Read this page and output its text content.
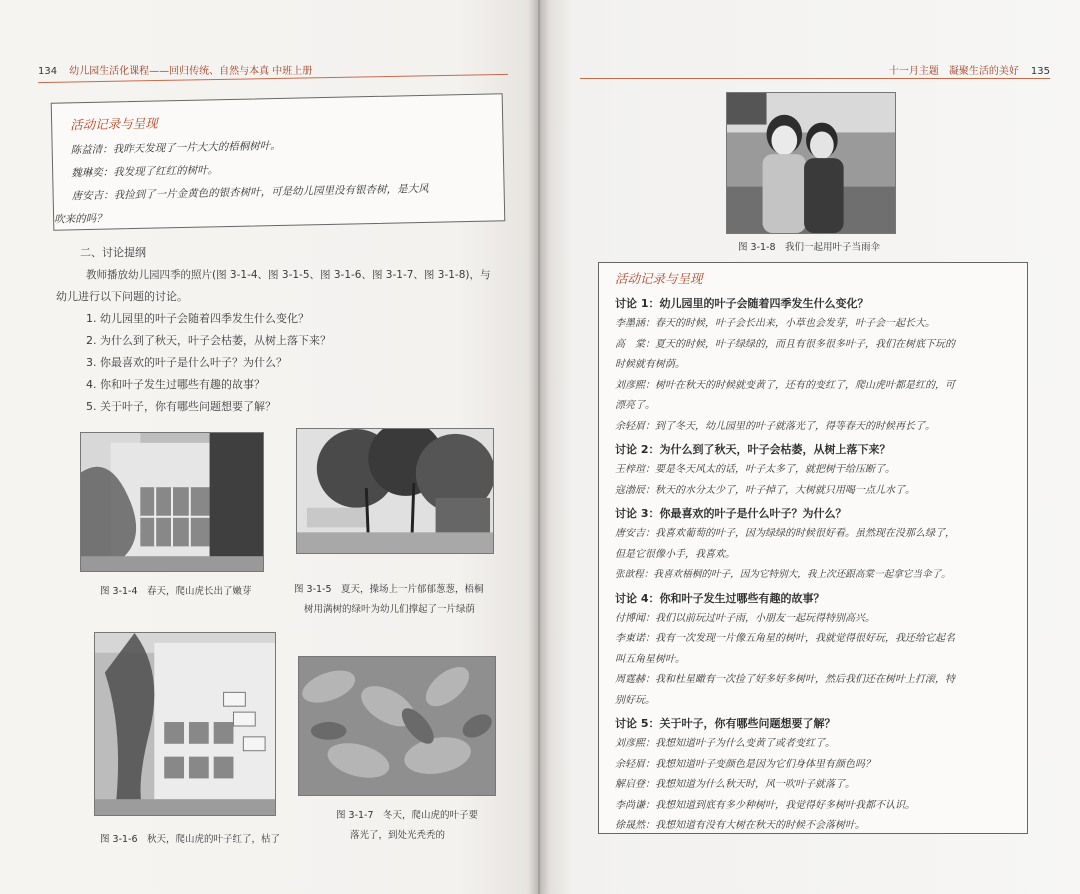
134 幼儿园生活化课程——回归传统、自然与本真 中班上册
活动记录与呈现
陈益清：我昨天发现了一片大大的梧桐树叶。
魏琳奕：我发现了红红的树叶。
唐安吉：我捡到了一片金黄色的银杏树叶，可是幼儿园里没有银杏树，是大风
吹来的吗？
二、讨论提纲
教师播放幼儿园四季的照片(图 3-1-4、图 3-1-5、图 3-1-6、图 3-1-7、图 3-1-8)，与
幼儿进行以下问题的讨论。
1. 幼儿园里的叶子会随着四季发生什么变化？
2. 为什么到了秋天，叶子会枯萎，从树上落下来？
3. 你最喜欢的叶子是什么叶子？为什么？
4. 你和叶子发生过哪些有趣的故事？
5. 关于叶子，你有哪些问题想要了解？
图 3-1-4　春天，爬山虎长出了嫩芽	图 3-1-5　夏天，操场上一片郁郁葱葱，梧桐
树用满树的绿叶为幼儿们撑起了一片绿荫
图 3-1-6　秋天，爬山虎的叶子红了，枯了
图 3-1-7　冬天，爬山虎的叶子要
落光了，到处光秃秃的
十一月主题　凝聚生活的美好 135
图 3-1-8　我们一起用叶子当雨伞
活动记录与呈现
讨论 1：幼儿园里的叶子会随着四季发生什么变化？
李墨涵：春天的时候，叶子会长出来，小草也会发芽，叶子会一起长大。
高　棠：夏天的时候，叶子绿绿的，而且有很多很多叶子，我们在树底下玩的
时候就有树荫。
刘彦熙：树叶在秋天的时候就变黄了，还有的变红了，爬山虎叶都是红的，可
漂亮了。
余轻眉：到了冬天，幼儿园里的叶子就落光了，得等春天的时候再长了。
讨论 2：为什么到了秋天，叶子会枯萎，从树上落下来？
王梓瑄：要是冬天风太的话，叶子太多了，就把树干给压断了。
寇渤辰：秋天的水分太少了，叶子掉了，大树就只用喝一点儿水了。
讨论 3：你最喜欢的叶子是什么叶子？为什么？
唐安吉：我喜欢葡萄的叶子，因为绿绿的时候很好看。虽然现在没那么绿了，
但是它很像小手，我喜欢。
张歆程：我喜欢梧桐的叶子，因为它特别大，我上次还跟高棠一起拿它当伞了。
讨论 4：你和叶子发生过哪些有趣的故事？
付博闻：我们以前玩过叶子雨，小朋友一起玩得特别高兴。
李東诺：我有一次发现一片像五角星的树叶，我就觉得很好玩，我还给它起名
叫五角星树叶。
周霆赫：我和杜星瞰有一次捡了好多好多树叶，然后我们还在树叶上打滚，特
别好玩。
讨论 5：关于叶子，你有哪些问题想要了解？
刘彦熙：我想知道叶子为什么变黄了或者变红了。
余轻眉：我想知道叶子变颜色是因为它们身体里有颜色吗？
解启登：我想知道为什么秋天时，风一吹叶子就落了。
李尚谦：我想知道到底有多少种树叶，我觉得好多树叶我都不认识。
徐晟然：我想知道有没有大树在秋天的时候不会落树叶。
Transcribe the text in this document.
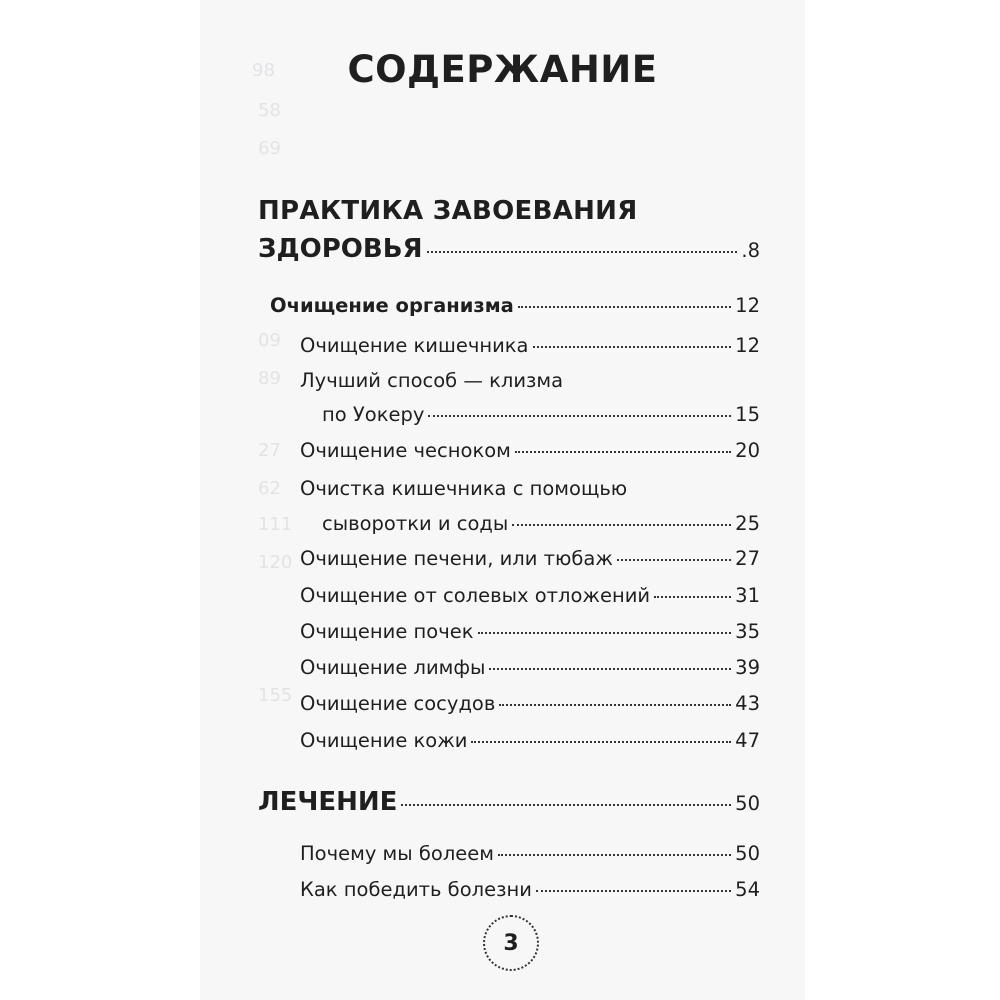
98
58
69
09
89
27
62
111
120
155
СОДЕРЖАНИЕ
ПРАКТИКА ЗАВОЕВАНИЯ
ЗДОРОВЬЯ	.8
Очищение организма	12
Очищение кишечника	12
Лучший способ — клизма
по Уокеру	15
Очищение чесноком	20
Очистка кишечника с помощью
сыворотки и соды	25
Очищение печени, или тюбаж	27
Очищение от солевых отложений	31
Очищение почек	35
Очищение лимфы	39
Очищение сосудов	43
Очищение кожи	47
ЛЕЧЕНИЕ	50
Почему мы болеем	50
Как победить болезни	54
3
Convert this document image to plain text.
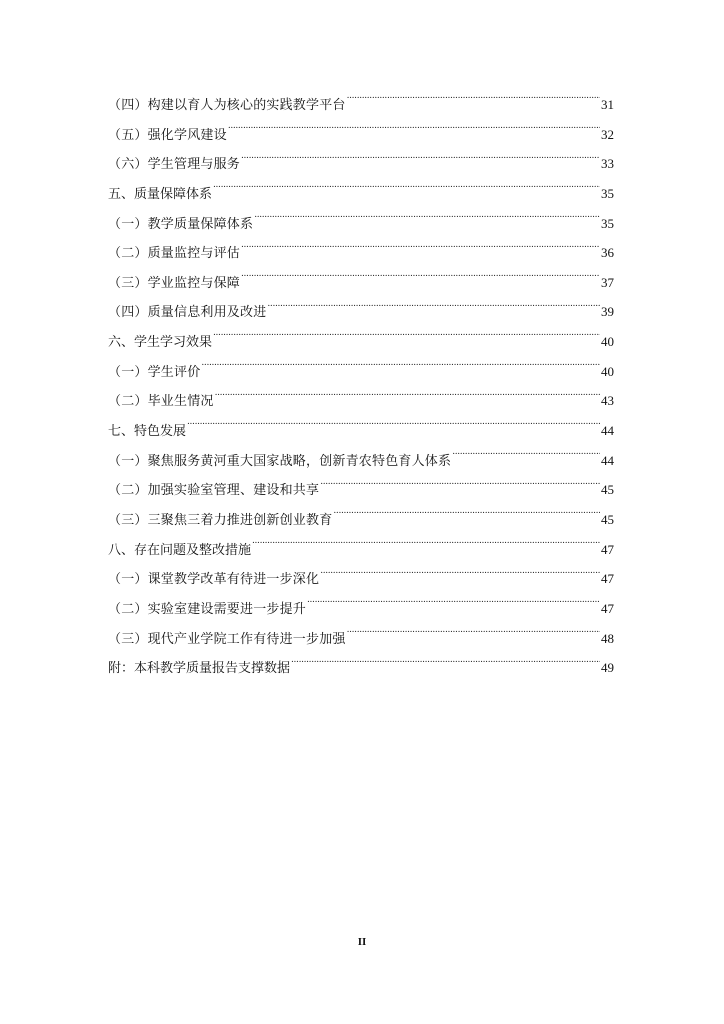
（四）构建以育人为核心的实践教学平台 . . .	31
（五）强化学风建设 . . .	32
（六）学生管理与服务 . . .	33
五、质量保障体系 . . .	35
（一）教学质量保障体系 . . .	35
（二）质量监控与评估 . . .	36
（三）学业监控与保障 . . .	37
（四）质量信息利用及改进 . . .	39
六、学生学习效果 . . .	40
（一）学生评价 . . .	40
（二）毕业生情况 . . .	43
七、特色发展 . . .	44
（一）聚焦服务黄河重大国家战略，创新青农特色育人体系 . . .	44
（二）加强实验室管理、建设和共享 . . .	45
（三）三聚焦三着力推进创新创业教育 . . .	45
八、存在问题及整改措施 . . .	47
（一）课堂教学改革有待进一步深化 . . .	47
（二）实验室建设需要进一步提升 . . .	47
（三）现代产业学院工作有待进一步加强 . . .	48
附：本科教学质量报告支撑数据 . . .	49
II
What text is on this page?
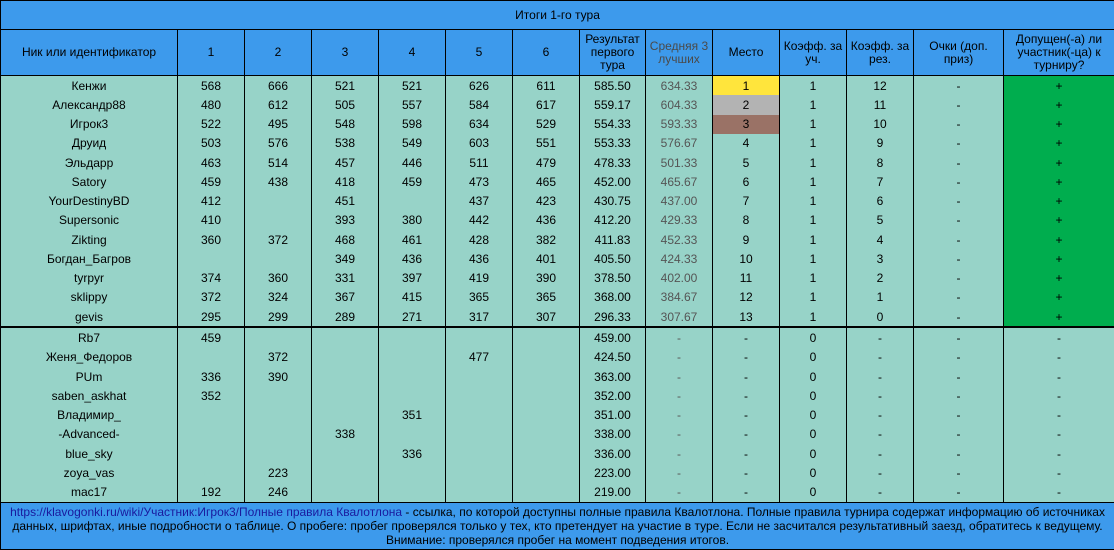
Итоги 1-го тура													
Ник или идентификатор	1	2	3	4	5	6	Результат первого тура	Средняя 3 лучших	Место	Коэфф. за уч.	Коэфф. за рез.	Очки (доп. приз)	Допущен(-а) ли участник(-ца) к турниру?
Кенжи	568	666	521	521	626	611	585.50	634.33	1	1	12	-	+
Александр88	480	612	505	557	584	617	559.17	604.33	2	1	11	-	+
Игрок3	522	495	548	598	634	529	554.33	593.33	3	1	10	-	+
Друид	503	576	538	549	603	551	553.33	576.67	4	1	9	-	+
Эльдарр	463	514	457	446	511	479	478.33	501.33	5	1	8	-	+
Satory	459	438	418	459	473	465	452.00	465.67	6	1	7	-	+
YourDestinyBD	412		451		437	423	430.75	437.00	7	1	6	-	+
Supersonic	410		393	380	442	436	412.20	429.33	8	1	5	-	+
Zikting	360	372	468	461	428	382	411.83	452.33	9	1	4	-	+
Богдан_Багров			349	436	436	401	405.50	424.33	10	1	3	-	+
tyrpyr	374	360	331	397	419	390	378.50	402.00	11	1	2	-	+
sklippy	372	324	367	415	365	365	368.00	384.67	12	1	1	-	+
gevis	295	299	289	271	317	307	296.33	307.67	13	1	0	-	+
Rb7	459						459.00	-	-	0	-	-	-
Женя_Федоров		372			477		424.50	-	-	0	-	-	-
PUm	336	390					363.00	-	-	0	-	-	-
saben_askhat	352						352.00	-	-	0	-	-	-
Владимир_				351			351.00	-	-	0	-	-	-
-Advanced-			338				338.00	-	-	0	-	-	-
blue_sky				336			336.00	-	-	0	-	-	-
zoya_vas		223					223.00	-	-	0	-	-	-
mac17	192	246					219.00	-	-	0	-	-	-
https://klavogonki.ru/wiki/Участник:Игрок3/Полные правила Квалотлона - ссылка, по которой доступны полные правила Квалотлона. Полные правила турнира содержат информацию об источниках данных, шрифтах, иные подробности о таблице. О пробеге: пробег проверялся только у тех, кто претендует на участие в туре. Если не засчитался результативный заезд, обратитесь к ведущему. Внимание: проверялся пробег на момент подведения итогов.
********
Pictures are not part of the copy. Extract exactly the lines from the line containing "What text is on this page?" through the final line of the entries above, both included.

→ ANSWER TO THIS EXERCISE
What text is on this page?
Итоги 1-го тура													
Ник или идентификатор	1	2	3	4	5	6	Результат первого тура	Средняя 3 лучших	Место	Коэфф. за уч.	Коэфф. за рез.	Очки (доп. приз)	Допущен(-а) ли участник(-ца) к турниру?
Кенжи	568	666	521	521	626	611	585.50	634.33	1	1	12	-	+
Александр88	480	612	505	557	584	617	559.17	604.33	2	1	11	-	+
Игрок3	522	495	548	598	634	529	554.33	593.33	3	1	10	-	+
Друид	503	576	538	549	603	551	553.33	576.67	4	1	9	-	+
Эльдарр	463	514	457	446	511	479	478.33	501.33	5	1	8	-	+
Satory	459	438	418	459	473	465	452.00	465.67	6	1	7	-	+
YourDestinyBD	412		451		437	423	430.75	437.00	7	1	6	-	+
Supersonic	410		393	380	442	436	412.20	429.33	8	1	5	-	+
Zikting	360	372	468	461	428	382	411.83	452.33	9	1	4	-	+
Богдан_Багров			349	436	436	401	405.50	424.33	10	1	3	-	+
tyrpyr	374	360	331	397	419	390	378.50	402.00	11	1	2	-	+
sklippy	372	324	367	415	365	365	368.00	384.67	12	1	1	-	+
gevis	295	299	289	271	317	307	296.33	307.67	13	1	0	-	+
Rb7	459						459.00	-	-	0	-	-	-
Женя_Федоров		372			477		424.50	-	-	0	-	-	-
PUm	336	390					363.00	-	-	0	-	-	-
saben_askhat	352						352.00	-	-	0	-	-	-
Владимир_				351			351.00	-	-	0	-	-	-
-Advanced-			338				338.00	-	-	0	-	-	-
blue_sky				336			336.00	-	-	0	-	-	-
zoya_vas		223					223.00	-	-	0	-	-	-
mac17	192	246					219.00	-	-	0	-	-	-
https://klavogonki.ru/wiki/Участник:Игрок3/Полные правила Квалотлона - ссылка, по которой доступны полные правила Квалотлона. Полные правила турнира содержат информацию об источниках данных, шрифтах, иные подробности о таблице. О пробеге: пробег проверялся только у тех, кто претендует на участие в туре. Если не засчитался результативный заезд, обратитесь к ведущему. Внимание: проверялся пробег на момент подведения итогов.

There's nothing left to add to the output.